[WORK TO DO] Go through the entries below and collect each line with the string "violations" in it.

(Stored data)
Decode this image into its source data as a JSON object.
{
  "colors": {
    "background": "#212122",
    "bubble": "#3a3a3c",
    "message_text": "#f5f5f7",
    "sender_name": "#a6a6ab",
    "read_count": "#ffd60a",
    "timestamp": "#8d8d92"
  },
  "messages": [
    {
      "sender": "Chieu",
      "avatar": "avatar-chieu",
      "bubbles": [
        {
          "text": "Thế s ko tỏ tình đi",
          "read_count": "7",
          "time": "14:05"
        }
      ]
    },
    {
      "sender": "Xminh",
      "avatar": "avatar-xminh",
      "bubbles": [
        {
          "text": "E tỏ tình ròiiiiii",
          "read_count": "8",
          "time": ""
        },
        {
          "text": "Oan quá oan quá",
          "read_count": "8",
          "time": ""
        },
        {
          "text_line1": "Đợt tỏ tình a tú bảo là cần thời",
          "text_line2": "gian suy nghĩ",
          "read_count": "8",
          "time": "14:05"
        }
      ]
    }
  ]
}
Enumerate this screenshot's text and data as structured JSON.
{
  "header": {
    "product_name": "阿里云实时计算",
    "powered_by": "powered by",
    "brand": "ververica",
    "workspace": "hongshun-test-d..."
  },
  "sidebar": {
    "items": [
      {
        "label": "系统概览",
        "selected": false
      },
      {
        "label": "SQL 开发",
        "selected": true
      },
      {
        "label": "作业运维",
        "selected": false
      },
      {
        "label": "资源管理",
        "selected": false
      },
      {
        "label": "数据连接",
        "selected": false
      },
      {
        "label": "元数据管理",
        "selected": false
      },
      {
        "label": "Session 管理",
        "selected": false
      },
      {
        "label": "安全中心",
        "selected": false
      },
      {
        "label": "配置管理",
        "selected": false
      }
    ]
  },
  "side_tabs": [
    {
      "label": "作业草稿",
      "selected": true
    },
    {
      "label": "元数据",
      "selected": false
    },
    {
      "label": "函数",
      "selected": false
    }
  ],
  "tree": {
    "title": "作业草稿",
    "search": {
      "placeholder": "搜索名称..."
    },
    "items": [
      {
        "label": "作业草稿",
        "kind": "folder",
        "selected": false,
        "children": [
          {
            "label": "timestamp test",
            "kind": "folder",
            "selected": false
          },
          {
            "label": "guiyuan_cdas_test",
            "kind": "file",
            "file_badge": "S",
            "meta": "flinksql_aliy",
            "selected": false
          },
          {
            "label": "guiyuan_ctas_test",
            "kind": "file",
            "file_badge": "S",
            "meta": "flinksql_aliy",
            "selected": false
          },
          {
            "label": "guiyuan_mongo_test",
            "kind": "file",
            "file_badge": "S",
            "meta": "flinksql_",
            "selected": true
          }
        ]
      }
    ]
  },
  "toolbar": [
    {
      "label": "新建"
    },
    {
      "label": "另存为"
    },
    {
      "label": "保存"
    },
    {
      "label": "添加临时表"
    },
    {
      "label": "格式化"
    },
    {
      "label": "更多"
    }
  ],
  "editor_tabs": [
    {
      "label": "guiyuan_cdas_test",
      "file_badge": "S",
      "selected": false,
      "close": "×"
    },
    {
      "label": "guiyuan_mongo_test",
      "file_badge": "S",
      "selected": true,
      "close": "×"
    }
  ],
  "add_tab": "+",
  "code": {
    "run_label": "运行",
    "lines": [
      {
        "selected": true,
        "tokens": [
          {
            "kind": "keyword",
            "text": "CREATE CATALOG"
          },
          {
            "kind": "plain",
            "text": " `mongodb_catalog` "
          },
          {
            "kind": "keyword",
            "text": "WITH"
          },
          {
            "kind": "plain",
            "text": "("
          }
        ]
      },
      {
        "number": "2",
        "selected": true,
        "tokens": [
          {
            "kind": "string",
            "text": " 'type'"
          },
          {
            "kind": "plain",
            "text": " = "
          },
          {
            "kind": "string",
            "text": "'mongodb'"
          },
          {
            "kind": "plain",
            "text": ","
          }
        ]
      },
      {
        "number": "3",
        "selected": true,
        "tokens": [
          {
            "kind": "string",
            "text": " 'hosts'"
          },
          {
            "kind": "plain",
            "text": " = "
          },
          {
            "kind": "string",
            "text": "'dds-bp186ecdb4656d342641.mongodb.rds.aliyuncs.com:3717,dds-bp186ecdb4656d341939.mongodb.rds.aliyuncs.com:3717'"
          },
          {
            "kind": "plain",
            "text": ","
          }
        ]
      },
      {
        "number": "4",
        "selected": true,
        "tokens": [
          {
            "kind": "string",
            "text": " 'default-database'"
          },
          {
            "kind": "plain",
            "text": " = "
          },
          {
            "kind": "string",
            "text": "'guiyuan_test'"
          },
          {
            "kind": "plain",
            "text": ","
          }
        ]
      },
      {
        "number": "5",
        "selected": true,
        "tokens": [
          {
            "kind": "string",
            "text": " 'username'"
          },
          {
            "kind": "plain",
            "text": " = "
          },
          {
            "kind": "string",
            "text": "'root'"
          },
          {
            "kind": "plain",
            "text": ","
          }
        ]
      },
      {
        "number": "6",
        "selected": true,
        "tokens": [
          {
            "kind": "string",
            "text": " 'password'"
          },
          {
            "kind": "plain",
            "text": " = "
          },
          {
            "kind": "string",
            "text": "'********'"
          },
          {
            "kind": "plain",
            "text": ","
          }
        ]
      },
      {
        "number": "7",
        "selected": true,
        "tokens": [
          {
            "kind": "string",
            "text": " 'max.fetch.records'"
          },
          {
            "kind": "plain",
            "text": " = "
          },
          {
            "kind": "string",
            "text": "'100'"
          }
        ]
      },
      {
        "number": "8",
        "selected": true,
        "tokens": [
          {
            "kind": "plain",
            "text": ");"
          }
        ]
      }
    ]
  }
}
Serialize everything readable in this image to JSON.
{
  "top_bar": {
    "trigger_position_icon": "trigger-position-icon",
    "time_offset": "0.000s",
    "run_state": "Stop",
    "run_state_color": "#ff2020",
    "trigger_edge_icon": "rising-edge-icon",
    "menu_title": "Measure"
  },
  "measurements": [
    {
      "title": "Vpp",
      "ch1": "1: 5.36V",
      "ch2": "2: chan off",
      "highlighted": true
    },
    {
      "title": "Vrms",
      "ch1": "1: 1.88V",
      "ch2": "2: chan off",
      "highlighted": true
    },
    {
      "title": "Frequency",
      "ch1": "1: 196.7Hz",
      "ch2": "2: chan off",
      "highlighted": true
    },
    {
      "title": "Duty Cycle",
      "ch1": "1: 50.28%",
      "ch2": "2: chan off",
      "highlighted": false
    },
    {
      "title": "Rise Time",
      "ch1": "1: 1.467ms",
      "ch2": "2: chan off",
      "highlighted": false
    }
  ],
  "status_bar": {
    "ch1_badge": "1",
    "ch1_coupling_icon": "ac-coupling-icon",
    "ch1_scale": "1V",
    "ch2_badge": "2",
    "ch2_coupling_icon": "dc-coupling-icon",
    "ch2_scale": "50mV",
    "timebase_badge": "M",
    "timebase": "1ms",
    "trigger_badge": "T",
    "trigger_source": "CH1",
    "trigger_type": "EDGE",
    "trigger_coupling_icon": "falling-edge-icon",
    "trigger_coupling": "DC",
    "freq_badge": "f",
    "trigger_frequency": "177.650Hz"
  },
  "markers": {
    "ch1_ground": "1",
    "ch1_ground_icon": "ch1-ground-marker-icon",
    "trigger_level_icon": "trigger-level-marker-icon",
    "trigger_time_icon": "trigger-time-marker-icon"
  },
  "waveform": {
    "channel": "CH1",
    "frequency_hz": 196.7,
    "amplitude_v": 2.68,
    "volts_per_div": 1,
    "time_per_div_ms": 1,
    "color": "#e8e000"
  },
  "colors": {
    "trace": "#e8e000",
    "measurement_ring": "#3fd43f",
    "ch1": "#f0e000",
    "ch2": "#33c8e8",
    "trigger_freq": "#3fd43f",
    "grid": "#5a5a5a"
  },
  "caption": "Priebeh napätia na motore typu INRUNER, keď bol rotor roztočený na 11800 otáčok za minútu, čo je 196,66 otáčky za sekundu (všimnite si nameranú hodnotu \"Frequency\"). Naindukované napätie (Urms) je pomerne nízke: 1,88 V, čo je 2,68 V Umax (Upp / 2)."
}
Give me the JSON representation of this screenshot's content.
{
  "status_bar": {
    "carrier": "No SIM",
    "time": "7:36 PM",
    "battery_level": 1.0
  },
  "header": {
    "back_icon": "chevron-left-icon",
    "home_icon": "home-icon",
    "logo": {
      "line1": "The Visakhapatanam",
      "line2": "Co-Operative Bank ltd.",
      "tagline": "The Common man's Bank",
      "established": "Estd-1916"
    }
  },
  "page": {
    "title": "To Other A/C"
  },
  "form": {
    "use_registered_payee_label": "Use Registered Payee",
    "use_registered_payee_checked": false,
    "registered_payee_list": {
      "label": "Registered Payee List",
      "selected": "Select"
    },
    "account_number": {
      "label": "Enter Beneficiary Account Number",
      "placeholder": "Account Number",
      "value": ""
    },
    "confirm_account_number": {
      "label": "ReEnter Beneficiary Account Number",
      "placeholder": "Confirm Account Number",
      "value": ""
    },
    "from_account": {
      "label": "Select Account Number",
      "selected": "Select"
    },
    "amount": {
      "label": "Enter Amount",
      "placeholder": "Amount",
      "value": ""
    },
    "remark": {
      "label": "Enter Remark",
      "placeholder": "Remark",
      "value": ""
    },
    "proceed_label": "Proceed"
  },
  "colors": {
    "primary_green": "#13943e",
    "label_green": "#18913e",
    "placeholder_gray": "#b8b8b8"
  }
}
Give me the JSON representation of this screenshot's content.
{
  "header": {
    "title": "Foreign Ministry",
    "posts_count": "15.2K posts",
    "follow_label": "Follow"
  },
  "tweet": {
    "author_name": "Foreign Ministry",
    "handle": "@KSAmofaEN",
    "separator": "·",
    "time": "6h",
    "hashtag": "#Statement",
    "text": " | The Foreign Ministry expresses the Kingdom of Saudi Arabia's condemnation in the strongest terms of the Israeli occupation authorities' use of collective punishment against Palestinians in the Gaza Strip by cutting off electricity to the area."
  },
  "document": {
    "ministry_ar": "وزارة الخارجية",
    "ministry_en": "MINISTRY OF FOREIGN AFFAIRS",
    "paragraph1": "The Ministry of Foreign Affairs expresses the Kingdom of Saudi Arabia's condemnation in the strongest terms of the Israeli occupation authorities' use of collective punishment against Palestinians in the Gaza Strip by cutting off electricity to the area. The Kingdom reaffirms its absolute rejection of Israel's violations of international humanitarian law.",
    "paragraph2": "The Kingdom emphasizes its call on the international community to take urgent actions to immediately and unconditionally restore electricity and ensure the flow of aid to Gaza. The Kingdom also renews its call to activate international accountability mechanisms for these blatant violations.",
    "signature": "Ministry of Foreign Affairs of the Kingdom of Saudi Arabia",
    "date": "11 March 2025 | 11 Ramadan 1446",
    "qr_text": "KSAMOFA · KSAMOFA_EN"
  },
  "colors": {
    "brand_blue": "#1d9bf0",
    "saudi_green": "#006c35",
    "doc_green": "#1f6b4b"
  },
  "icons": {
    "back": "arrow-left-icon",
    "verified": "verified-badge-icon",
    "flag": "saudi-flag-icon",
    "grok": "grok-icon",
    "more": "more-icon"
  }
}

[FINAL RESULT]
    "paragraph1": "The Ministry of Foreign Affairs expresses the Kingdom of Saudi Arabia's condemnation in the strongest terms of the Israeli occupation authorities' use of collective punishment against Palestinians in the Gaza Strip by cutting off electricity to the area. The Kingdom reaffirms its absolute rejection of Israel's violations of international humanitarian law.",
    "paragraph2": "The Kingdom emphasizes its call on the international community to take urgent actions to immediately and unconditionally restore electricity and ensure the flow of aid to Gaza. The Kingdom also renews its call to activate international accountability mechanisms for these blatant violations.",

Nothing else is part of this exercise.